(Dataset records)
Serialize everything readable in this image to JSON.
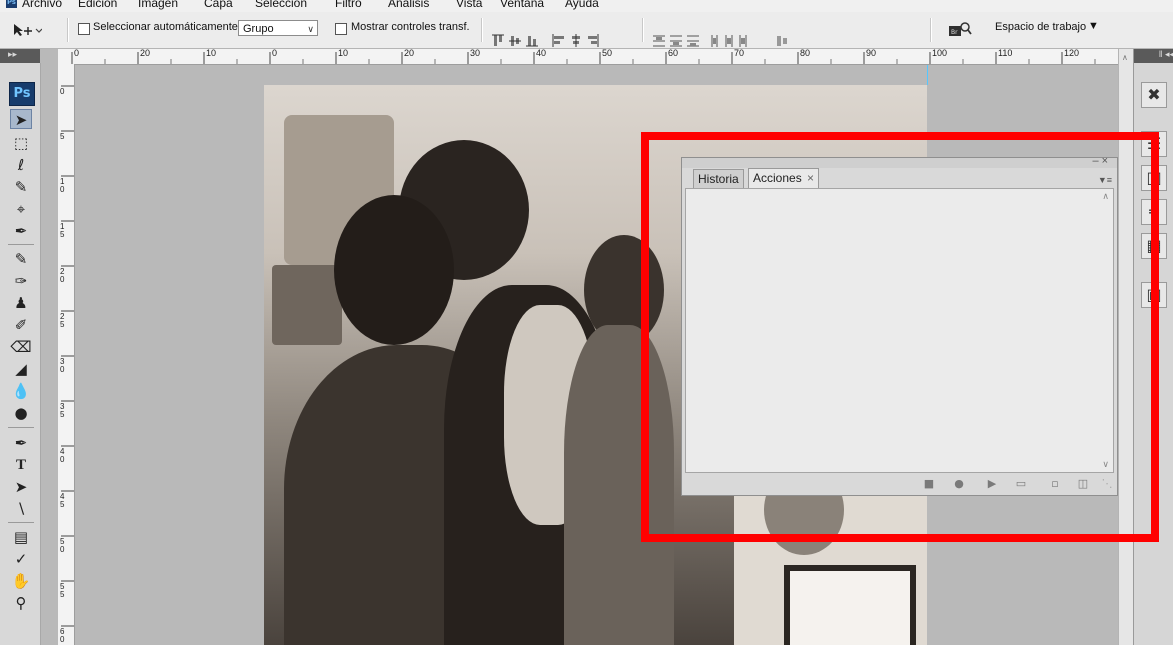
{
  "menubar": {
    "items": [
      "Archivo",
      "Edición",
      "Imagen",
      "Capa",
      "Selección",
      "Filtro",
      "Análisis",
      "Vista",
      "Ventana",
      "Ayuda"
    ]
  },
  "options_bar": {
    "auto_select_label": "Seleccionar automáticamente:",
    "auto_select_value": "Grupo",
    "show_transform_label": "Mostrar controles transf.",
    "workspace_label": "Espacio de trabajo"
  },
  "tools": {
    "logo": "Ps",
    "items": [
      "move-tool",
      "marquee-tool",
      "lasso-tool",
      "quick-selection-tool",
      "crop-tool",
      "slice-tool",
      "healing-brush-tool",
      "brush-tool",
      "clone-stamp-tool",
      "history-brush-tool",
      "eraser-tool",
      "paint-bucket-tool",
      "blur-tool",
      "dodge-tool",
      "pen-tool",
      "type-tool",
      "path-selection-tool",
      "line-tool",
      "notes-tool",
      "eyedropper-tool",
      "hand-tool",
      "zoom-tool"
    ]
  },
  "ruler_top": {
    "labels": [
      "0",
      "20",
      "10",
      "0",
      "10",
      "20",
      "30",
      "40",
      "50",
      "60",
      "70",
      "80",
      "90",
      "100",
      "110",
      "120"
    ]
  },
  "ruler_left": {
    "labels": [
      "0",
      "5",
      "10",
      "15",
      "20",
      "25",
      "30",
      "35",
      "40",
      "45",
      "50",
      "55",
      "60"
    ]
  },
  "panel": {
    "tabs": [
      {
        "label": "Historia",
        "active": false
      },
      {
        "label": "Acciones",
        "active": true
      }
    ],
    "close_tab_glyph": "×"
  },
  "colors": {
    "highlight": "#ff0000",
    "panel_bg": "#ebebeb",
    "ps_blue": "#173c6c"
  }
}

==

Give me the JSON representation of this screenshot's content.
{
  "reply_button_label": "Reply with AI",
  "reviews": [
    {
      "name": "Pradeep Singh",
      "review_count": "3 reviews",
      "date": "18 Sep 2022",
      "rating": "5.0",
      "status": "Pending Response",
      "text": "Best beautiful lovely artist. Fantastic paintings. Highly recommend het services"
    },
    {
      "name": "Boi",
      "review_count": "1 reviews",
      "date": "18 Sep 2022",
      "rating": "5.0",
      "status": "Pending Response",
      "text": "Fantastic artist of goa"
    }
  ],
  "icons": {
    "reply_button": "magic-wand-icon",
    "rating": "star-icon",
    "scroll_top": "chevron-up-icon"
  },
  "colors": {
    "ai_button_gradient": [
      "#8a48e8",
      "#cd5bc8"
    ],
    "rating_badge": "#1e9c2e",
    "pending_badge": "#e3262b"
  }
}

- **What this task involves**:
Show every line that contains the word "selection".

- **Task response**:
      "quick-selection-tool",
      "path-selection-tool",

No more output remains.